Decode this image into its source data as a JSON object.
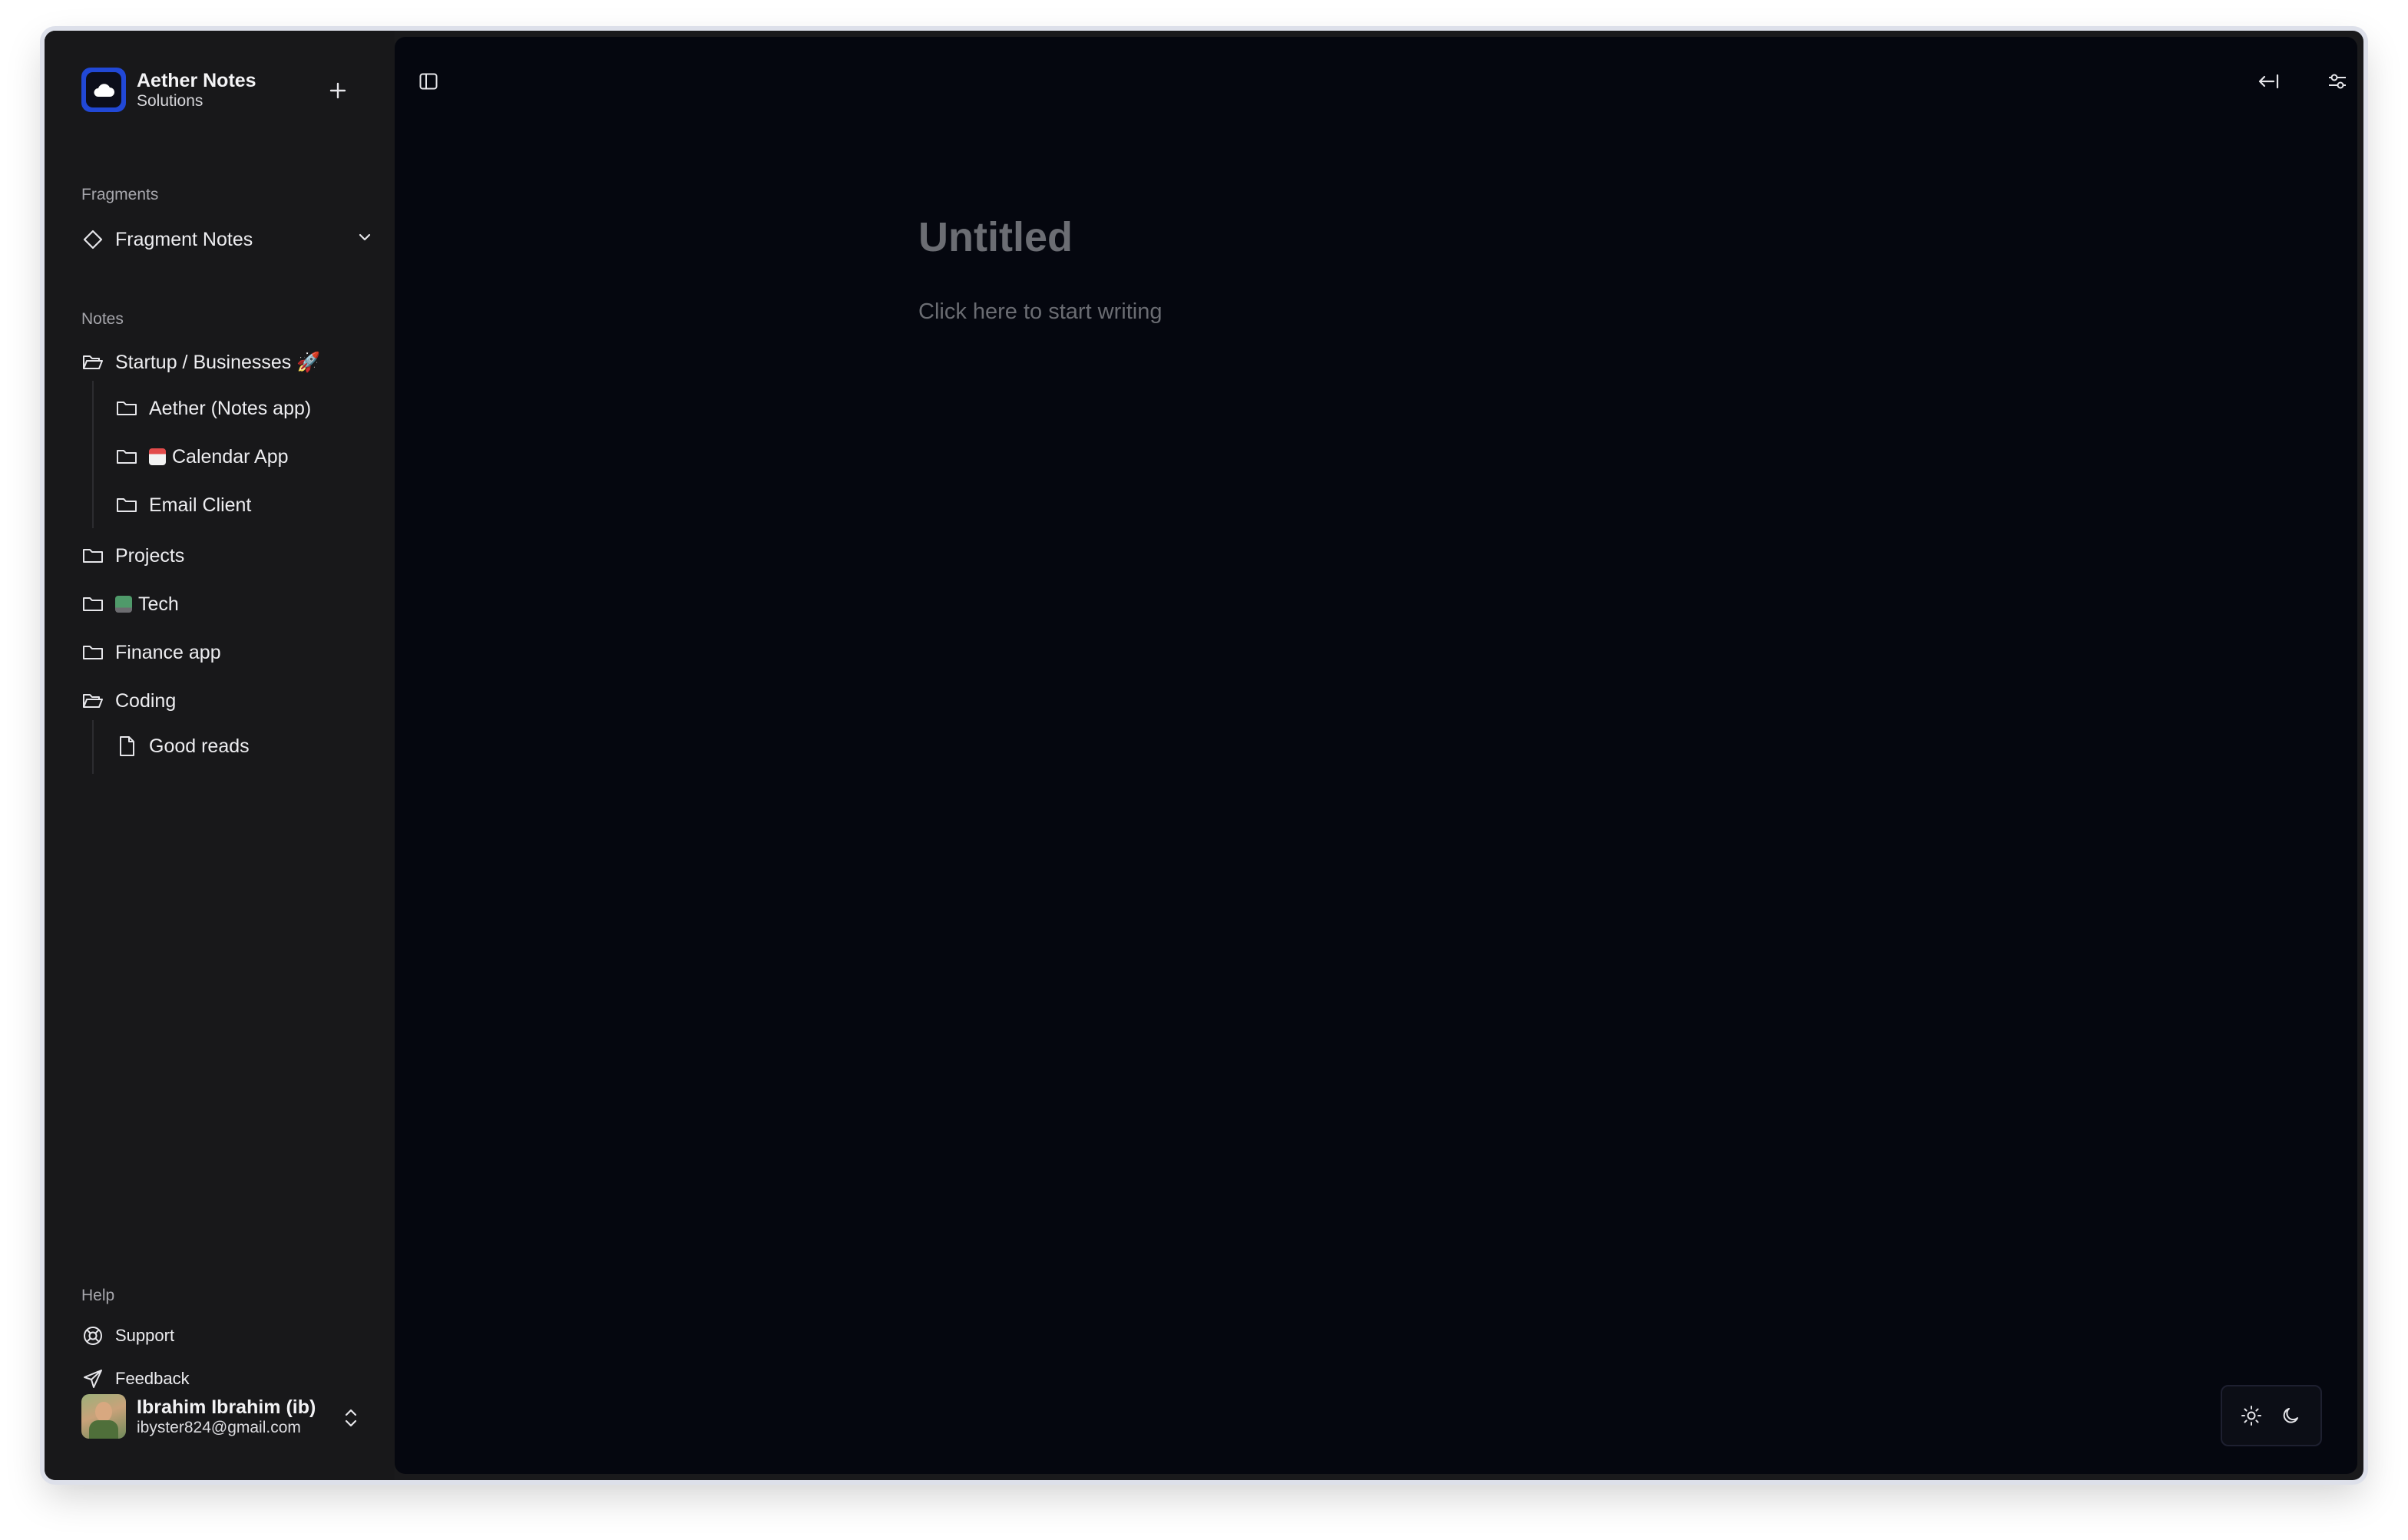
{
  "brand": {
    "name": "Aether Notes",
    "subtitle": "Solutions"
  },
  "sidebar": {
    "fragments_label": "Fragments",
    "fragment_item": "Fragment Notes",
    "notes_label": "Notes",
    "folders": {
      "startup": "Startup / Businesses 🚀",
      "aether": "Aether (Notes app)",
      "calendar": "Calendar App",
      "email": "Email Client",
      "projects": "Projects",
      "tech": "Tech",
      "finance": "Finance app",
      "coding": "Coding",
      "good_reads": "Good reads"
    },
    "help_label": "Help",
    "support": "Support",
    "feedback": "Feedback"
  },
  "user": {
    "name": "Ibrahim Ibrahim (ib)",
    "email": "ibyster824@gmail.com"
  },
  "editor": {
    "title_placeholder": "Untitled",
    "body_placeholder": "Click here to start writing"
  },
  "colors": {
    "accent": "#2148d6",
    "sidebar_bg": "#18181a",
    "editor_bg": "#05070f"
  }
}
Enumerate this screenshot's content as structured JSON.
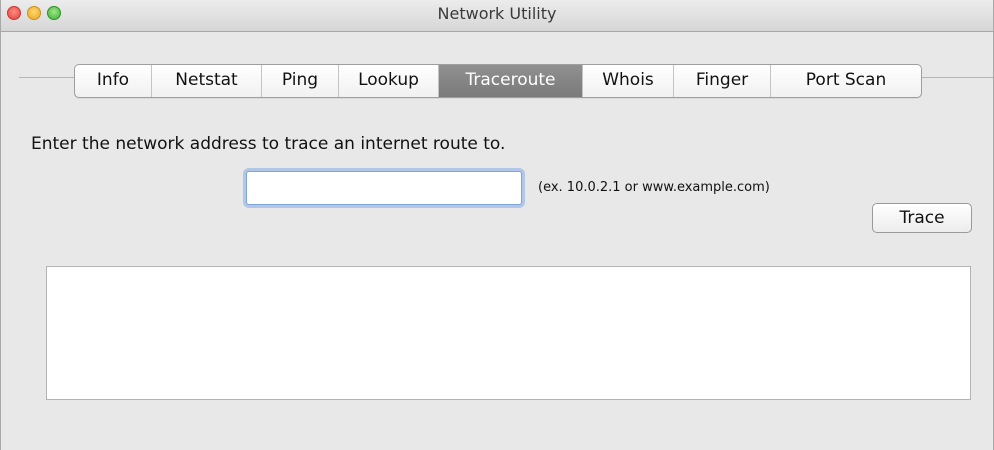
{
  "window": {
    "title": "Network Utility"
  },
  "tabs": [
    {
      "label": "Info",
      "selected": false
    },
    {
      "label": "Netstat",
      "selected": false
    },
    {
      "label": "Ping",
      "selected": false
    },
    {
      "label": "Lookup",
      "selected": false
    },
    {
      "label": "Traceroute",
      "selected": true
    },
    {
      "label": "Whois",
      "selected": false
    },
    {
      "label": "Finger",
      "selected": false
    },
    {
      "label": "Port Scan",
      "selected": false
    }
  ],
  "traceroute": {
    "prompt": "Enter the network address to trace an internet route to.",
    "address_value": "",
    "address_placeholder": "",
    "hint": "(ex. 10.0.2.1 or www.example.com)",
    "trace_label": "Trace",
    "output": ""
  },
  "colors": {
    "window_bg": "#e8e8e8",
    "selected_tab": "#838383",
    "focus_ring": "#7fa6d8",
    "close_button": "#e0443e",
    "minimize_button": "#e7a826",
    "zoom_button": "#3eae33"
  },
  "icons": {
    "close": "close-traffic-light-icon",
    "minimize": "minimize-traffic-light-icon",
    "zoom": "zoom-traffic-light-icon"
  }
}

**EXERCISE DETAILS:** Each record above should come back exactly the same, only without its pictures.

**EXERCISE RESULT:**
Decode this image into its source data as a JSON object.
{
  "brand": {
    "name": "Aether Notes",
    "subtitle": "Solutions"
  },
  "sidebar": {
    "fragments_label": "Fragments",
    "fragment_item": "Fragment Notes",
    "notes_label": "Notes",
    "folders": {
      "startup": "Startup / Businesses 🚀",
      "aether": "Aether (Notes app)",
      "calendar": "Calendar App",
      "email": "Email Client",
      "projects": "Projects",
      "tech": "Tech",
      "finance": "Finance app",
      "coding": "Coding",
      "good_reads": "Good reads"
    },
    "help_label": "Help",
    "support": "Support",
    "feedback": "Feedback"
  },
  "user": {
    "name": "Ibrahim Ibrahim (ib)",
    "email": "ibyster824@gmail.com"
  },
  "editor": {
    "title_placeholder": "Untitled",
    "body_placeholder": "Click here to start writing"
  },
  "colors": {
    "accent": "#2148d6",
    "sidebar_bg": "#18181a",
    "editor_bg": "#05070f"
  }
}
Enumerate this screenshot's content as structured JSON.
{
  "window": {
    "title": "Network Utility"
  },
  "tabs": [
    {
      "label": "Info",
      "selected": false
    },
    {
      "label": "Netstat",
      "selected": false
    },
    {
      "label": "Ping",
      "selected": false
    },
    {
      "label": "Lookup",
      "selected": false
    },
    {
      "label": "Traceroute",
      "selected": true
    },
    {
      "label": "Whois",
      "selected": false
    },
    {
      "label": "Finger",
      "selected": false
    },
    {
      "label": "Port Scan",
      "selected": false
    }
  ],
  "traceroute": {
    "prompt": "Enter the network address to trace an internet route to.",
    "address_value": "",
    "address_placeholder": "",
    "hint": "(ex. 10.0.2.1 or www.example.com)",
    "trace_label": "Trace",
    "output": ""
  },
  "colors": {
    "window_bg": "#e8e8e8",
    "selected_tab": "#838383",
    "focus_ring": "#7fa6d8",
    "close_button": "#e0443e",
    "minimize_button": "#e7a826",
    "zoom_button": "#3eae33"
  },
  "icons": {
    "close": "close-traffic-light-icon",
    "minimize": "minimize-traffic-light-icon",
    "zoom": "zoom-traffic-light-icon"
  }
}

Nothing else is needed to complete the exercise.